### The task
Locate each line below that includes "primary" and reproduce it.

### Given entries

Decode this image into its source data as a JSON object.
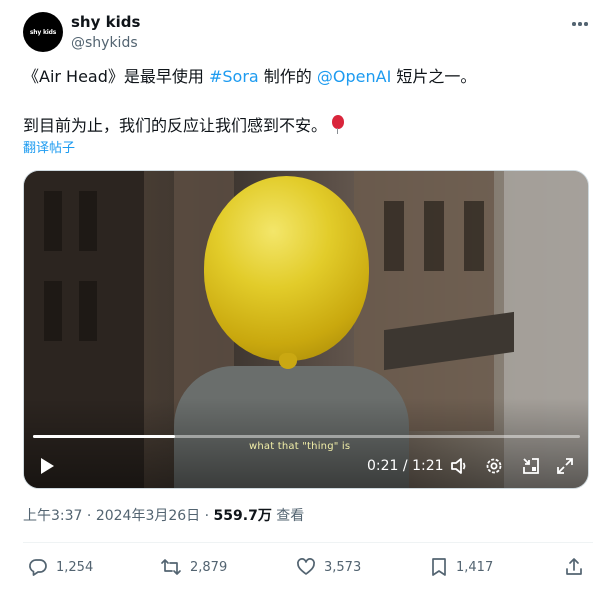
{
  "author": {
    "avatar_text": "shy kids",
    "display_name": "shy kids",
    "handle": "@shykids"
  },
  "tweet": {
    "line1_prefix": "《Air Head》是最早使用 ",
    "hashtag": "#Sora",
    "line1_mid": " 制作的 ",
    "mention": "@OpenAI",
    "line1_suffix": " 短片之一。",
    "line2": "到目前为止，我们的反应让我们感到不安。",
    "emoji": "balloon",
    "translate_label": "翻译帖子"
  },
  "video": {
    "subtitle": "what that \"thing\" is",
    "current_time": "0:21",
    "separator": " / ",
    "duration": "1:21",
    "progress_fraction": 0.26,
    "controls": [
      "play-icon",
      "volume-icon",
      "settings-icon",
      "picture-in-picture-icon",
      "fullscreen-icon"
    ]
  },
  "meta": {
    "time": "上午3:37",
    "dot": " · ",
    "date": "2024年3月26日",
    "views_count": "559.7万",
    "views_label": " 查看"
  },
  "actions": {
    "replies": "1,254",
    "reposts": "2,879",
    "likes": "3,573",
    "bookmarks": "1,417"
  },
  "colors": {
    "accent": "#1d9bf0",
    "text": "#0f1419",
    "muted": "#536471",
    "balloon": "#e2cc2a"
  }
}
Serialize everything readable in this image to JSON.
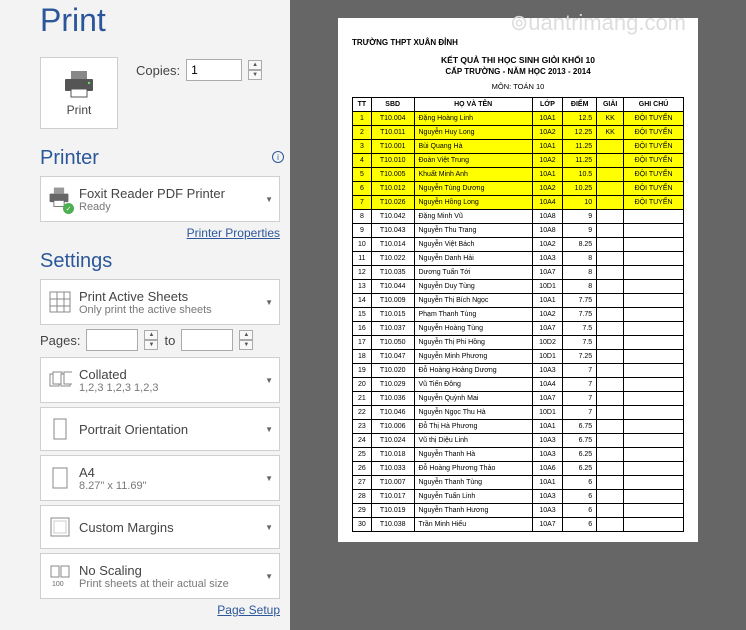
{
  "title": "Print",
  "copies": {
    "label": "Copies:",
    "value": "1"
  },
  "print_button": {
    "label": "Print"
  },
  "printer": {
    "section": "Printer",
    "name": "Foxit Reader PDF Printer",
    "status": "Ready",
    "properties_link": "Printer Properties"
  },
  "settings": {
    "section": "Settings",
    "sheets": {
      "primary": "Print Active Sheets",
      "secondary": "Only print the active sheets"
    },
    "pages": {
      "label": "Pages:",
      "from": "",
      "to_label": "to",
      "to": ""
    },
    "collated": {
      "primary": "Collated",
      "secondary": "1,2,3   1,2,3   1,2,3"
    },
    "orientation": {
      "primary": "Portrait Orientation"
    },
    "paper": {
      "primary": "A4",
      "secondary": "8.27\" x 11.69\""
    },
    "margins": {
      "primary": "Custom Margins"
    },
    "scaling": {
      "primary": "No Scaling",
      "secondary": "Print sheets at their actual size"
    },
    "page_setup_link": "Page Setup"
  },
  "preview": {
    "school": "TRƯỜNG THPT XUÂN ĐỈNH",
    "heading": "KẾT QUẢ THI HỌC SINH GIỎI KHỐI 10",
    "subheading": "CẤP TRƯỜNG - NĂM HỌC 2013 - 2014",
    "subject": "MÔN: TOÁN 10",
    "columns": [
      "TT",
      "SBD",
      "HỌ VÀ TÊN",
      "LỚP",
      "ĐIỂM",
      "GIẢI",
      "GHI CHÚ"
    ],
    "rows": [
      {
        "tt": "1",
        "sbd": "T10.004",
        "name": "Đặng Hoàng Linh",
        "lop": "10A1",
        "diem": "12.5",
        "giai": "KK",
        "ghichu": "ĐỘI TUYỂN",
        "hl": true
      },
      {
        "tt": "2",
        "sbd": "T10.011",
        "name": "Nguyễn Huy Long",
        "lop": "10A2",
        "diem": "12.25",
        "giai": "KK",
        "ghichu": "ĐỘI TUYỂN",
        "hl": true
      },
      {
        "tt": "3",
        "sbd": "T10.001",
        "name": "Bùi Quang Hà",
        "lop": "10A1",
        "diem": "11.25",
        "giai": "",
        "ghichu": "ĐỘI TUYỂN",
        "hl": true
      },
      {
        "tt": "4",
        "sbd": "T10.010",
        "name": "Đoàn Việt Trung",
        "lop": "10A2",
        "diem": "11.25",
        "giai": "",
        "ghichu": "ĐỘI TUYỂN",
        "hl": true
      },
      {
        "tt": "5",
        "sbd": "T10.005",
        "name": "Khuất Minh Anh",
        "lop": "10A1",
        "diem": "10.5",
        "giai": "",
        "ghichu": "ĐỘI TUYỂN",
        "hl": true
      },
      {
        "tt": "6",
        "sbd": "T10.012",
        "name": "Nguyễn Tùng Dương",
        "lop": "10A2",
        "diem": "10.25",
        "giai": "",
        "ghichu": "ĐỘI TUYỂN",
        "hl": true
      },
      {
        "tt": "7",
        "sbd": "T10.026",
        "name": "Nguyễn Hồng Long",
        "lop": "10A4",
        "diem": "10",
        "giai": "",
        "ghichu": "ĐỘI TUYỂN",
        "hl": true
      },
      {
        "tt": "8",
        "sbd": "T10.042",
        "name": "Đặng Minh Vũ",
        "lop": "10A8",
        "diem": "9",
        "giai": "",
        "ghichu": ""
      },
      {
        "tt": "9",
        "sbd": "T10.043",
        "name": "Nguyễn Thu Trang",
        "lop": "10A8",
        "diem": "9",
        "giai": "",
        "ghichu": ""
      },
      {
        "tt": "10",
        "sbd": "T10.014",
        "name": "Nguyễn Việt Bách",
        "lop": "10A2",
        "diem": "8.25",
        "giai": "",
        "ghichu": ""
      },
      {
        "tt": "11",
        "sbd": "T10.022",
        "name": "Nguyễn Danh Hải",
        "lop": "10A3",
        "diem": "8",
        "giai": "",
        "ghichu": ""
      },
      {
        "tt": "12",
        "sbd": "T10.035",
        "name": "Dương Tuấn Tới",
        "lop": "10A7",
        "diem": "8",
        "giai": "",
        "ghichu": ""
      },
      {
        "tt": "13",
        "sbd": "T10.044",
        "name": "Nguyễn Duy Tùng",
        "lop": "10D1",
        "diem": "8",
        "giai": "",
        "ghichu": ""
      },
      {
        "tt": "14",
        "sbd": "T10.009",
        "name": "Nguyễn Thị Bích Ngọc",
        "lop": "10A1",
        "diem": "7.75",
        "giai": "",
        "ghichu": ""
      },
      {
        "tt": "15",
        "sbd": "T10.015",
        "name": "Phạm Thanh Tùng",
        "lop": "10A2",
        "diem": "7.75",
        "giai": "",
        "ghichu": ""
      },
      {
        "tt": "16",
        "sbd": "T10.037",
        "name": "Nguyễn Hoàng Tùng",
        "lop": "10A7",
        "diem": "7.5",
        "giai": "",
        "ghichu": ""
      },
      {
        "tt": "17",
        "sbd": "T10.050",
        "name": "Nguyễn Thị Phi Hồng",
        "lop": "10D2",
        "diem": "7.5",
        "giai": "",
        "ghichu": ""
      },
      {
        "tt": "18",
        "sbd": "T10.047",
        "name": "Nguyễn Minh Phương",
        "lop": "10D1",
        "diem": "7.25",
        "giai": "",
        "ghichu": ""
      },
      {
        "tt": "19",
        "sbd": "T10.020",
        "name": "Đỗ Hoàng Hoàng Dương",
        "lop": "10A3",
        "diem": "7",
        "giai": "",
        "ghichu": ""
      },
      {
        "tt": "20",
        "sbd": "T10.029",
        "name": "Vũ Tiến Đông",
        "lop": "10A4",
        "diem": "7",
        "giai": "",
        "ghichu": ""
      },
      {
        "tt": "21",
        "sbd": "T10.036",
        "name": "Nguyễn Quỳnh Mai",
        "lop": "10A7",
        "diem": "7",
        "giai": "",
        "ghichu": ""
      },
      {
        "tt": "22",
        "sbd": "T10.046",
        "name": "Nguyễn Ngọc Thu Hà",
        "lop": "10D1",
        "diem": "7",
        "giai": "",
        "ghichu": ""
      },
      {
        "tt": "23",
        "sbd": "T10.006",
        "name": "Đỗ Thị Hà Phương",
        "lop": "10A1",
        "diem": "6.75",
        "giai": "",
        "ghichu": ""
      },
      {
        "tt": "24",
        "sbd": "T10.024",
        "name": "Vũ thị Diệu Linh",
        "lop": "10A3",
        "diem": "6.75",
        "giai": "",
        "ghichu": ""
      },
      {
        "tt": "25",
        "sbd": "T10.018",
        "name": "Nguyễn Thanh Hà",
        "lop": "10A3",
        "diem": "6.25",
        "giai": "",
        "ghichu": ""
      },
      {
        "tt": "26",
        "sbd": "T10.033",
        "name": "Đỗ Hoàng Phương Thảo",
        "lop": "10A6",
        "diem": "6.25",
        "giai": "",
        "ghichu": ""
      },
      {
        "tt": "27",
        "sbd": "T10.007",
        "name": "Nguyễn Thanh Tùng",
        "lop": "10A1",
        "diem": "6",
        "giai": "",
        "ghichu": ""
      },
      {
        "tt": "28",
        "sbd": "T10.017",
        "name": "Nguyễn Tuấn Linh",
        "lop": "10A3",
        "diem": "6",
        "giai": "",
        "ghichu": ""
      },
      {
        "tt": "29",
        "sbd": "T10.019",
        "name": "Nguyễn Thanh Hương",
        "lop": "10A3",
        "diem": "6",
        "giai": "",
        "ghichu": ""
      },
      {
        "tt": "30",
        "sbd": "T10.038",
        "name": "Trần Minh Hiếu",
        "lop": "10A7",
        "diem": "6",
        "giai": "",
        "ghichu": ""
      }
    ]
  }
}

### Solution to this exercise
      "primary": "Print Active Sheets",
      "primary": "Collated",
      "primary": "Portrait Orientation"
      "primary": "A4",
      "primary": "Custom Margins"
      "primary": "No Scaling",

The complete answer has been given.